(Recorded data)

┌────────

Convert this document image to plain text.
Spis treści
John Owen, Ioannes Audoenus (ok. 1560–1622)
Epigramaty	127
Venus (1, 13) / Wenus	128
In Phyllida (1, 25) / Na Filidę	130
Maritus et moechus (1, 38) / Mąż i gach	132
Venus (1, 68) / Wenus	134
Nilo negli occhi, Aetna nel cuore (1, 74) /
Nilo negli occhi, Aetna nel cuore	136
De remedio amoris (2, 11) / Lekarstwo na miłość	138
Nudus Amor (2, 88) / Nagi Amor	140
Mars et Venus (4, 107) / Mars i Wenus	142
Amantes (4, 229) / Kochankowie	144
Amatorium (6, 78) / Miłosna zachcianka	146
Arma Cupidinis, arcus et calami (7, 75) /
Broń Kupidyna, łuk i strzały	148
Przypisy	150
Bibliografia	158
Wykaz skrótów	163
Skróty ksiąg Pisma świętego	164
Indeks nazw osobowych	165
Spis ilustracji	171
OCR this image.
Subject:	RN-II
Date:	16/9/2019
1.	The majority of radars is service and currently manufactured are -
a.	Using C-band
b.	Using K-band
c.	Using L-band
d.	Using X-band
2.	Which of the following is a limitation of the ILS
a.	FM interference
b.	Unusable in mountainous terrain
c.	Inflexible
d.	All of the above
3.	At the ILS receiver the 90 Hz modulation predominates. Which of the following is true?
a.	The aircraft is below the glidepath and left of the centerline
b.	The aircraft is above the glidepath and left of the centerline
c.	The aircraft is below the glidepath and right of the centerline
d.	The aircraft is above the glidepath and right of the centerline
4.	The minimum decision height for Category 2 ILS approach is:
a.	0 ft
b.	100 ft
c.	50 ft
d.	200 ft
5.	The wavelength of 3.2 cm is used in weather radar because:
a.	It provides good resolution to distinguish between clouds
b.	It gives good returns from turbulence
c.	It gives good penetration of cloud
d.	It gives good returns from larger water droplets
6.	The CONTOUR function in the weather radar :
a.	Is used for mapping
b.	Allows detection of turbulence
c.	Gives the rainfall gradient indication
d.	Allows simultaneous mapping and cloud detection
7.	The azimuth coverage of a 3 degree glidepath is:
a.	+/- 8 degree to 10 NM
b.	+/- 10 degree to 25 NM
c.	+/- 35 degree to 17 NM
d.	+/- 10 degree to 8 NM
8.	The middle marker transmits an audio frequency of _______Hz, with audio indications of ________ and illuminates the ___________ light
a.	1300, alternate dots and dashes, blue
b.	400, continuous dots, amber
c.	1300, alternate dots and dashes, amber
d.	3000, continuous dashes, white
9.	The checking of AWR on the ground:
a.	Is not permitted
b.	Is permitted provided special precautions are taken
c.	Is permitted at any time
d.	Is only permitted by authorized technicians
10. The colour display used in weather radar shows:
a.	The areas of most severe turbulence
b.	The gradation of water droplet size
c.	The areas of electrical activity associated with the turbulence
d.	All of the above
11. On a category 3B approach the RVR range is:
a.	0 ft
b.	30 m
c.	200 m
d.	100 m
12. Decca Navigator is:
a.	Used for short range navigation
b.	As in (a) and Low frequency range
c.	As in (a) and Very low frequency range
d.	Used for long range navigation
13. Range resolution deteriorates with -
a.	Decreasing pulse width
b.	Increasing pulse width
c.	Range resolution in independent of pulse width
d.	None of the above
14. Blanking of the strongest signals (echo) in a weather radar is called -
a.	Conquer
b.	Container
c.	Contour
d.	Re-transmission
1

└────────

(Written problem) Take the entries and copy them out exactly.

(Answer to the task)
Convert this document image to plain text.
Spis treści
John Owen, Ioannes Audoenus (ok. 1560–1622)
Epigramaty	127
Venus (1, 13) / Wenus	128
In Phyllida (1, 25) / Na Filidę	130
Maritus et moechus (1, 38) / Mąż i gach	132
Venus (1, 68) / Wenus	134
Nilo negli occhi, Aetna nel cuore (1, 74) /
Nilo negli occhi, Aetna nel cuore	136
De remedio amoris (2, 11) / Lekarstwo na miłość	138
Nudus Amor (2, 88) / Nagi Amor	140
Mars et Venus (4, 107) / Mars i Wenus	142
Amantes (4, 229) / Kochankowie	144
Amatorium (6, 78) / Miłosna zachcianka	146
Arma Cupidinis, arcus et calami (7, 75) /
Broń Kupidyna, łuk i strzały	148
Przypisy	150
Bibliografia	158
Wykaz skrótów	163
Skróty ksiąg Pisma świętego	164
Indeks nazw osobowych	165
Spis ilustracji	171
OCR this image.
Subject:	RN-II
Date:	16/9/2019
1.	The majority of radars is service and currently manufactured are -
a.	Using C-band
b.	Using K-band
c.	Using L-band
d.	Using X-band
2.	Which of the following is a limitation of the ILS
a.	FM interference
b.	Unusable in mountainous terrain
c.	Inflexible
d.	All of the above
3.	At the ILS receiver the 90 Hz modulation predominates. Which of the following is true?
a.	The aircraft is below the glidepath and left of the centerline
b.	The aircraft is above the glidepath and left of the centerline
c.	The aircraft is below the glidepath and right of the centerline
d.	The aircraft is above the glidepath and right of the centerline
4.	The minimum decision height for Category 2 ILS approach is:
a.	0 ft
b.	100 ft
c.	50 ft
d.	200 ft
5.	The wavelength of 3.2 cm is used in weather radar because:
a.	It provides good resolution to distinguish between clouds
b.	It gives good returns from turbulence
c.	It gives good penetration of cloud
d.	It gives good returns from larger water droplets
6.	The CONTOUR function in the weather radar :
a.	Is used for mapping
b.	Allows detection of turbulence
c.	Gives the rainfall gradient indication
d.	Allows simultaneous mapping and cloud detection
7.	The azimuth coverage of a 3 degree glidepath is:
a.	+/- 8 degree to 10 NM
b.	+/- 10 degree to 25 NM
c.	+/- 35 degree to 17 NM
d.	+/- 10 degree to 8 NM
8.	The middle marker transmits an audio frequency of _______Hz, with audio indications of ________ and illuminates the ___________ light
a.	1300, alternate dots and dashes, blue
b.	400, continuous dots, amber
c.	1300, alternate dots and dashes, amber
d.	3000, continuous dashes, white
9.	The checking of AWR on the ground:
a.	Is not permitted
b.	Is permitted provided special precautions are taken
c.	Is permitted at any time
d.	Is only permitted by authorized technicians
10. The colour display used in weather radar shows:
a.	The areas of most severe turbulence
b.	The gradation of water droplet size
c.	The areas of electrical activity associated with the turbulence
d.	All of the above
11. On a category 3B approach the RVR range is:
a.	0 ft
b.	30 m
c.	200 m
d.	100 m
12. Decca Navigator is:
a.	Used for short range navigation
b.	As in (a) and Low frequency range
c.	As in (a) and Very low frequency range
d.	Used for long range navigation
13. Range resolution deteriorates with -
a.	Decreasing pulse width
b.	Increasing pulse width
c.	Range resolution in independent of pulse width
d.	None of the above
14. Blanking of the strongest signals (echo) in a weather radar is called -
a.	Conquer
b.	Container
c.	Contour
d.	Re-transmission
1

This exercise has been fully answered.